━━ Dataset excerpts

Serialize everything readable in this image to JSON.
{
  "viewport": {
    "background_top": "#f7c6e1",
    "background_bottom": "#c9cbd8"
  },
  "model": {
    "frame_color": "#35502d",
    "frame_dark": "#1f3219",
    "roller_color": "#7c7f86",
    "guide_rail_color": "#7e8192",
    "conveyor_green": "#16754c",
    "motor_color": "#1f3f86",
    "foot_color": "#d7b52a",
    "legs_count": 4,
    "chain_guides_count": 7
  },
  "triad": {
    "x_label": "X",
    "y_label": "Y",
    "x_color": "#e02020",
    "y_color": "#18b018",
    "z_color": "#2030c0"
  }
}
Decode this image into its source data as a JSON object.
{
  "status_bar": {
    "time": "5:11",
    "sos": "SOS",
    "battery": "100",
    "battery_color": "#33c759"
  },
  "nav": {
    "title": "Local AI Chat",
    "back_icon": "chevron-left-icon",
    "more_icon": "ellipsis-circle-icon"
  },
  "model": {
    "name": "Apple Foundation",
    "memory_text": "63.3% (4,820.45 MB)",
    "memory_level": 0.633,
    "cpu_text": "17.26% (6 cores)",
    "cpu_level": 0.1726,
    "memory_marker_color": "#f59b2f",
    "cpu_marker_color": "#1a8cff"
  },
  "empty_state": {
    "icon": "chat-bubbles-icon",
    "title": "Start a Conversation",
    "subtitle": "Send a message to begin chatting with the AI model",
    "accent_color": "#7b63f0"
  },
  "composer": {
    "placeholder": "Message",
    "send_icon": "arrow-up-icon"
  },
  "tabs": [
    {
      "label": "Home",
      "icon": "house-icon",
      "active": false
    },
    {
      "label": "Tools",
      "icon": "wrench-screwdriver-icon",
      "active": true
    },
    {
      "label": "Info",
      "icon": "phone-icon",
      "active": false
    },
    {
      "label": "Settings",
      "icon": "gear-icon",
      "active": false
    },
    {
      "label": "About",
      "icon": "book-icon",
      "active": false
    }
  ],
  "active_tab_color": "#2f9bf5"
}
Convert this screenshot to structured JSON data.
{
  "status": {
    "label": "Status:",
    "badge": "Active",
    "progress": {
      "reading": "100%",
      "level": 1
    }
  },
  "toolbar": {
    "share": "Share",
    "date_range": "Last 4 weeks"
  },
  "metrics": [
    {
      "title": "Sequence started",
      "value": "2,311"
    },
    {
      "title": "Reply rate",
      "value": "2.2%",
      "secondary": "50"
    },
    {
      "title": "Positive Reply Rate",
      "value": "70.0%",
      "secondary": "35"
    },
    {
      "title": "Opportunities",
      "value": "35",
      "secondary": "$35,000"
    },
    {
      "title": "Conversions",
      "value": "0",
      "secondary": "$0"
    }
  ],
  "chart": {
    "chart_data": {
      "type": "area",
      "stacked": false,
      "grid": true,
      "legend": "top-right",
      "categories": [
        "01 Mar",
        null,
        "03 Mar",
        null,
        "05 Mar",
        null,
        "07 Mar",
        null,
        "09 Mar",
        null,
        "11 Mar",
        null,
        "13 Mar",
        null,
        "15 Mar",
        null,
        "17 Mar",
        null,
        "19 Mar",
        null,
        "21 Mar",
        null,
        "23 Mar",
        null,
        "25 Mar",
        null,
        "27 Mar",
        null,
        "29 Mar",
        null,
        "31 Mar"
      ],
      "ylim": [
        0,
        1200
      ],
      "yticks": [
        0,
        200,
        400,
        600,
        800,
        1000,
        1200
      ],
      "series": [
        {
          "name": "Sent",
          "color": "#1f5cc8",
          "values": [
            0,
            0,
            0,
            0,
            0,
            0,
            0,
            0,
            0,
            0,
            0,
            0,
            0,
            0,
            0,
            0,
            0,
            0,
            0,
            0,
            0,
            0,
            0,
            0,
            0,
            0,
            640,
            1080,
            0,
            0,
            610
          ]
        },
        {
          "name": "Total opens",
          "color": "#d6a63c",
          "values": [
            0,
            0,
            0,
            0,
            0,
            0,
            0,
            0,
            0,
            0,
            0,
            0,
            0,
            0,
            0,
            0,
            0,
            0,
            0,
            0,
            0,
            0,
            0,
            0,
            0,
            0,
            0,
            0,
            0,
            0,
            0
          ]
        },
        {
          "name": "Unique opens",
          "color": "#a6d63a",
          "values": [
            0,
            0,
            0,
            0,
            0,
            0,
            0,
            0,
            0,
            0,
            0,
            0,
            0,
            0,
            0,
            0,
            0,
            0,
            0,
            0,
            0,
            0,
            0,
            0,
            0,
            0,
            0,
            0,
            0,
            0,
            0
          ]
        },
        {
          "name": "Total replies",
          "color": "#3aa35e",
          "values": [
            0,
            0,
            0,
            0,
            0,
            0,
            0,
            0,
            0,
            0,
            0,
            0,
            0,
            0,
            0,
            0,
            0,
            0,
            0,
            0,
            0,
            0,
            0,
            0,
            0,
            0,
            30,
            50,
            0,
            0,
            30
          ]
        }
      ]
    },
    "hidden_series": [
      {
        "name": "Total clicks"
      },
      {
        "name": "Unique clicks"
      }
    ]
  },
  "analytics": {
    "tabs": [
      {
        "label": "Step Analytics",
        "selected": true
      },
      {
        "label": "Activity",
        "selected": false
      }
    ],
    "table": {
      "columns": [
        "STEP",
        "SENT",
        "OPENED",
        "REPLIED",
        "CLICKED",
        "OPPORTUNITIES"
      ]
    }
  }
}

━━━━

Goal:
What is the number of lines above that hold the string "clicks"? Answer with that number alone.

Completed task:
2